### INFORMATION PROVIDED
○ ○ ○ ○ ○ ○ ○
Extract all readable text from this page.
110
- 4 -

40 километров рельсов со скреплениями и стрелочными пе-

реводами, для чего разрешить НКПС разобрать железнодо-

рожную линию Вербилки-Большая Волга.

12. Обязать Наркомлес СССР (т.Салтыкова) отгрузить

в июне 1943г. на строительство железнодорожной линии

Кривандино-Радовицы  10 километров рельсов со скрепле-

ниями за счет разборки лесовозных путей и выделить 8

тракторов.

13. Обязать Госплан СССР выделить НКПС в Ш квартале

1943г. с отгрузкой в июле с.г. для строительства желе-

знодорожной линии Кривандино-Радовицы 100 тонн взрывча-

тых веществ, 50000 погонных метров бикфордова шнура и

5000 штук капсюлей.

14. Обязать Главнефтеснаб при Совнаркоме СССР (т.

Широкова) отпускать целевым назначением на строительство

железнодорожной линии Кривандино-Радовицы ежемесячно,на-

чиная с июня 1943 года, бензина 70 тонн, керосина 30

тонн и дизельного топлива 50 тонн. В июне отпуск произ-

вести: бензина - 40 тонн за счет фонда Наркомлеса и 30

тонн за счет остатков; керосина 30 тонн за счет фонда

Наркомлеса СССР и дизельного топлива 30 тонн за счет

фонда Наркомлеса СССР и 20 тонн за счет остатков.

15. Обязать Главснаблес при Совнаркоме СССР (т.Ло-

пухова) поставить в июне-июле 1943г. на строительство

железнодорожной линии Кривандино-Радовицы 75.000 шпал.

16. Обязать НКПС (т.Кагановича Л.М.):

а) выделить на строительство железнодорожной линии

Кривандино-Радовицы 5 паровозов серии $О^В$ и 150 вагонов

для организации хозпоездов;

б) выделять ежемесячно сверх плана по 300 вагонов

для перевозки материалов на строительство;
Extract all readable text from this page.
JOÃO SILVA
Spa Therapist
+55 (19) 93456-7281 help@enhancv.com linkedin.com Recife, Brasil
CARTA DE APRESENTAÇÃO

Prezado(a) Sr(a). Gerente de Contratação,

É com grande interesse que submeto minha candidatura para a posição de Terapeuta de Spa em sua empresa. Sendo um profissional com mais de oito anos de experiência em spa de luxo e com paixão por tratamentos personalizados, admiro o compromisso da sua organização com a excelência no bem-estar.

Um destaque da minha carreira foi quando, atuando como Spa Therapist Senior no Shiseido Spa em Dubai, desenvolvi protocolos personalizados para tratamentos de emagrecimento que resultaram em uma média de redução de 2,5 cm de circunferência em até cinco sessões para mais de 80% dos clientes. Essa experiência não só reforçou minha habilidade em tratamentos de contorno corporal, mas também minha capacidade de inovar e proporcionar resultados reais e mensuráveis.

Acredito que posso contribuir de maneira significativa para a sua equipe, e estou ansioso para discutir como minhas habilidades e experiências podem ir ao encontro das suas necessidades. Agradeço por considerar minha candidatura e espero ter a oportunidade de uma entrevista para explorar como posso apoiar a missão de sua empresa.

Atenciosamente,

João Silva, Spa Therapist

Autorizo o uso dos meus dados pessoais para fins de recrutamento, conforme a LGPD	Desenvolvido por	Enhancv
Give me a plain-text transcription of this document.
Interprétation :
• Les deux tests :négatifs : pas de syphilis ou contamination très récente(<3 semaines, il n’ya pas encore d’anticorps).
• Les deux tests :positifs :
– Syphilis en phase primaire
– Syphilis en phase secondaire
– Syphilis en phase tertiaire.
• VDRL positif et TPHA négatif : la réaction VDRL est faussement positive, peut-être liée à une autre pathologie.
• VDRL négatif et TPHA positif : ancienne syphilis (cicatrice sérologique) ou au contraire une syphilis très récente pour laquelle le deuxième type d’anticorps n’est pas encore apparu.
○ ○ ○ ○ ○ ○ ○
### TASK TO CARRY OUT
Only lines with the word "остатков" should be collected from the material.

### COMPLETE ANSWER
тонн за счет остатков; керосина 30 тонн за счет фонда
фонда Наркомлеса СССР и 20 тонн за счет остатков.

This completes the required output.